Reproduce the lines below verbatim, starting at the first line and ending at the line that contains "button[interactable]: Посылка из", with both of those lines included.

* Begin Data provided *

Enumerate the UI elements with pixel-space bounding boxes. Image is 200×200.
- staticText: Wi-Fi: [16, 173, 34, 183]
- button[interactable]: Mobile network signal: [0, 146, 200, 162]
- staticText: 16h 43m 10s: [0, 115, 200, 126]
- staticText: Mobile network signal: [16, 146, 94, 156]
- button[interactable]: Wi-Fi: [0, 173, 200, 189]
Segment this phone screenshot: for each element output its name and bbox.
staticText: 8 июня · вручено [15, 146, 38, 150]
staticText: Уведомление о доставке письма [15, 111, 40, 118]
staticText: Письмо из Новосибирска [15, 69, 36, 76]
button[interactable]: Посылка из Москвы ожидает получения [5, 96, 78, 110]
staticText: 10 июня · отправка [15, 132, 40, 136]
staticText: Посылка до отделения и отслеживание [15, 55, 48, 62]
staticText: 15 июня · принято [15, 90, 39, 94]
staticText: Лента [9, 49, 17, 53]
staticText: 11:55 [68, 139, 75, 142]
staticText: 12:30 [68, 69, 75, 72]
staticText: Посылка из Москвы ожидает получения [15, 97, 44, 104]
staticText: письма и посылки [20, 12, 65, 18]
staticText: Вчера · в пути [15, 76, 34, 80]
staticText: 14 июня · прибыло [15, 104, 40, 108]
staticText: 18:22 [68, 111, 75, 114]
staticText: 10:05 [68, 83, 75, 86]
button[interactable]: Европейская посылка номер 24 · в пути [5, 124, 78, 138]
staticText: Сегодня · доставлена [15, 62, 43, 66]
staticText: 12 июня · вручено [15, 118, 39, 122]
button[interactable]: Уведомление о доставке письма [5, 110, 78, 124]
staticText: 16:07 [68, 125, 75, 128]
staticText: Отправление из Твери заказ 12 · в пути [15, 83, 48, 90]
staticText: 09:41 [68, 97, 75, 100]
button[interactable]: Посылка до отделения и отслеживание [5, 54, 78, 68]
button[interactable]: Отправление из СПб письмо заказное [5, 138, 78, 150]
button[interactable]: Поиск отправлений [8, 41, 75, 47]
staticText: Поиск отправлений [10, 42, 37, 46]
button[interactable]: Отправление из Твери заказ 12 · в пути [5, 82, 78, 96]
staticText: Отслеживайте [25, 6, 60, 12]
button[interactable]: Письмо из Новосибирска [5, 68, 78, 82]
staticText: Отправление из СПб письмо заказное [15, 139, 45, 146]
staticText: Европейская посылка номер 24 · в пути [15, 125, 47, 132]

* End Data provided *

* Result for this exercise
Enumerate the UI elements with pixel-space bounding boxes. Image is 200×200.
- staticText: Wi-Fi: [16, 173, 34, 183]
- button[interactable]: Mobile network signal: [0, 146, 200, 162]
- staticText: 16h 43m 10s: [0, 115, 200, 126]
- staticText: Mobile network signal: [16, 146, 94, 156]
- button[interactable]: Wi-Fi: [0, 173, 200, 189]
Segment this phone screenshot: for each element output its name and bbox.
staticText: 8 июня · вручено [15, 146, 38, 150]
staticText: Уведомление о доставке письма [15, 111, 40, 118]
staticText: Письмо из Новосибирска [15, 69, 36, 76]
button[interactable]: Посылка из Москвы ожидает получения [5, 96, 78, 110]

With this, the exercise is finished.